● **YOUR TASK**: Keep the pictures out of the copy and print all the entries below exactly.
-.-.-
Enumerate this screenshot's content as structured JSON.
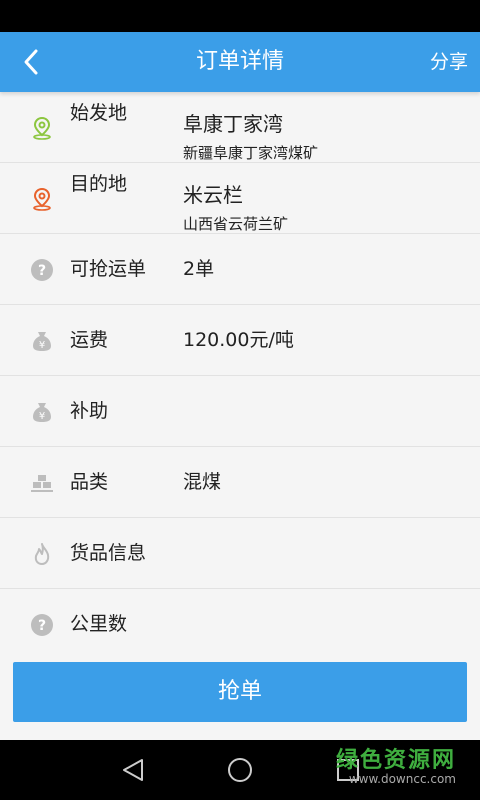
{
  "header": {
    "title": "订单详情",
    "share_label": "分享"
  },
  "origin": {
    "label": "始发地",
    "name": "阜康丁家湾",
    "detail": "新疆阜康丁家湾煤矿"
  },
  "destination": {
    "label": "目的地",
    "name": "米云栏",
    "detail": "山西省云荷兰矿"
  },
  "rows": [
    {
      "label": "可抢运单",
      "value": "2单",
      "icon": "question-circle-icon"
    },
    {
      "label": "运费",
      "value": "120.00元/吨",
      "icon": "money-bag-icon"
    },
    {
      "label": "补助",
      "value": "",
      "icon": "money-bag-icon"
    },
    {
      "label": "品类",
      "value": "混煤",
      "icon": "stack-icon"
    },
    {
      "label": "货品信息",
      "value": "",
      "icon": "flame-icon"
    },
    {
      "label": "公里数",
      "value": "",
      "icon": "question-circle-icon"
    }
  ],
  "action": {
    "grab_label": "抢单"
  },
  "watermark": {
    "brand": "绿色资源网",
    "url": "www.downcc.com"
  },
  "colors": {
    "primary": "#3b9ee8",
    "origin_icon": "#8cc63f",
    "destination_icon": "#e8622c",
    "gray_icon": "#bdbdbd"
  }
}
-.-.-
● **CORRECT RESULT**:
Enumerate this screenshot's content as structured JSON.
{
  "header": {
    "title": "订单详情",
    "share_label": "分享"
  },
  "origin": {
    "label": "始发地",
    "name": "阜康丁家湾",
    "detail": "新疆阜康丁家湾煤矿"
  },
  "destination": {
    "label": "目的地",
    "name": "米云栏",
    "detail": "山西省云荷兰矿"
  },
  "rows": [
    {
      "label": "可抢运单",
      "value": "2单",
      "icon": "question-circle-icon"
    },
    {
      "label": "运费",
      "value": "120.00元/吨",
      "icon": "money-bag-icon"
    },
    {
      "label": "补助",
      "value": "",
      "icon": "money-bag-icon"
    },
    {
      "label": "品类",
      "value": "混煤",
      "icon": "stack-icon"
    },
    {
      "label": "货品信息",
      "value": "",
      "icon": "flame-icon"
    },
    {
      "label": "公里数",
      "value": "",
      "icon": "question-circle-icon"
    }
  ],
  "action": {
    "grab_label": "抢单"
  },
  "watermark": {
    "brand": "绿色资源网",
    "url": "www.downcc.com"
  },
  "colors": {
    "primary": "#3b9ee8",
    "origin_icon": "#8cc63f",
    "destination_icon": "#e8622c",
    "gray_icon": "#bdbdbd"
  }
}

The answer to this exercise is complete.